- _EXTRAIT DE PAGE_
------------
Ses parents, Joseph Ginzburg et Olga Besman, sont nés à Odessa. Ils quittent la Russie, après la Révolution d’Octobre. Joseph devient pianiste de bar à Istanbul et épouse Olga en 1918. Le jeune couple, muni de faux papiers fabriqués à Istanbul, débarque en France en 1921 afin de rejoindre le frère d’Olga, installé à Paris. Joseph est premier prix de piano au conservatoire de musique et peintre. Arrivé à Paris, il abandonne la peinture et la musique classique (il aime Chopin, Stravinsky, Gershwin). Pour gagner sa vie, il joue de la musique légère qu’il déteste, dans les bars et les cabarets de Pigalle1. Leur premier enfant, Marcel, meurt à l’âge de seize mois. Une fille, Jacqueline, naît en 1926. Puis, le 2 avril 1928 Lucien Ginzburg (Lulu) pousse son premier cri quelques minutes après sa jumelle Liliane.
------------
- _CONSIGNE_
Pouvez-vous donner la suite de l'extrait sur la famille Ginzburg, en reprenant après sa dernière phrase ?

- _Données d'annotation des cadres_
------------
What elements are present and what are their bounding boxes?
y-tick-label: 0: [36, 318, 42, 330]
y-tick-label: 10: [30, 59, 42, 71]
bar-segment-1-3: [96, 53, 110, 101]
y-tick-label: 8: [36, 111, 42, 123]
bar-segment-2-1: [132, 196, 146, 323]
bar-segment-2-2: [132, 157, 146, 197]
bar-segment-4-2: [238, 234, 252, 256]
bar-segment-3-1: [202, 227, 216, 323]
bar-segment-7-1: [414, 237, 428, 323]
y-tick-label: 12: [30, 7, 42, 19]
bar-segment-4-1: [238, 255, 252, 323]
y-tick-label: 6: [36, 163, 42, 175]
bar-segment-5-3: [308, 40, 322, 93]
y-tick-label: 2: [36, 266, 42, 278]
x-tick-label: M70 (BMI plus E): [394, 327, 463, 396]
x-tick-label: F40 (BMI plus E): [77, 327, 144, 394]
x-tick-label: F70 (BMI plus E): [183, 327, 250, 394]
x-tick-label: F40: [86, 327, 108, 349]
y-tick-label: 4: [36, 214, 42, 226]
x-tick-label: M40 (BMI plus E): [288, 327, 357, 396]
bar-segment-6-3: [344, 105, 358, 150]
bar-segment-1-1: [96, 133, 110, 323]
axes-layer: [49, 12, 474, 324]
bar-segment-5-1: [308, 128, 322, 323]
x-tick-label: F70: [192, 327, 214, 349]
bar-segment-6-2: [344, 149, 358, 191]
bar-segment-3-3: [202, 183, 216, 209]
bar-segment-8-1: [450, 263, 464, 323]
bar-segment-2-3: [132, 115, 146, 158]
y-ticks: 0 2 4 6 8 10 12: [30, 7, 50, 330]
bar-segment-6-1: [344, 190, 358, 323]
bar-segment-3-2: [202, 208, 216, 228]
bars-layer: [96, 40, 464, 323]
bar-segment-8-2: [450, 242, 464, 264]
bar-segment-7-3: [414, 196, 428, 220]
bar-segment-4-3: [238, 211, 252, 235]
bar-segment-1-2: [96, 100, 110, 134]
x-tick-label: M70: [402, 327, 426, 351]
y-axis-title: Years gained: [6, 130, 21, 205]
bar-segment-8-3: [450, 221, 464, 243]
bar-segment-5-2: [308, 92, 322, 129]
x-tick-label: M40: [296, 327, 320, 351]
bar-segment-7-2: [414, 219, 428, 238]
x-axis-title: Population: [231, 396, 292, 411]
------------
- _BONNE RÉPONSE_
Enfance

Lucien n’est pas beau et n’a rien d’exceptionnel. Son enfance est tout à fait ordinaire et grise : celle d’un fils de migrants sans sou. Seul garçon de la famille, Lucien grandit avec sévérité. Il apprend le piano avec son père, dont la discipline est de fer. À la première faute, une gifle ou un coup de ceinture : Lucien n’a pas le droit de massacrer Beethoven ou Mozart en jouant n’importe comment. Lucien hurle. La mère détourne les yeux, les sœurs se bouchent les oreilles. Le garçon se met au piano, suit les traces de son père et se forme au classique, puis au jazz, par l’intermédiaire des œuvres de George Gershwin. Le père exige de son fils une parfaite éducation scolaire et musicale.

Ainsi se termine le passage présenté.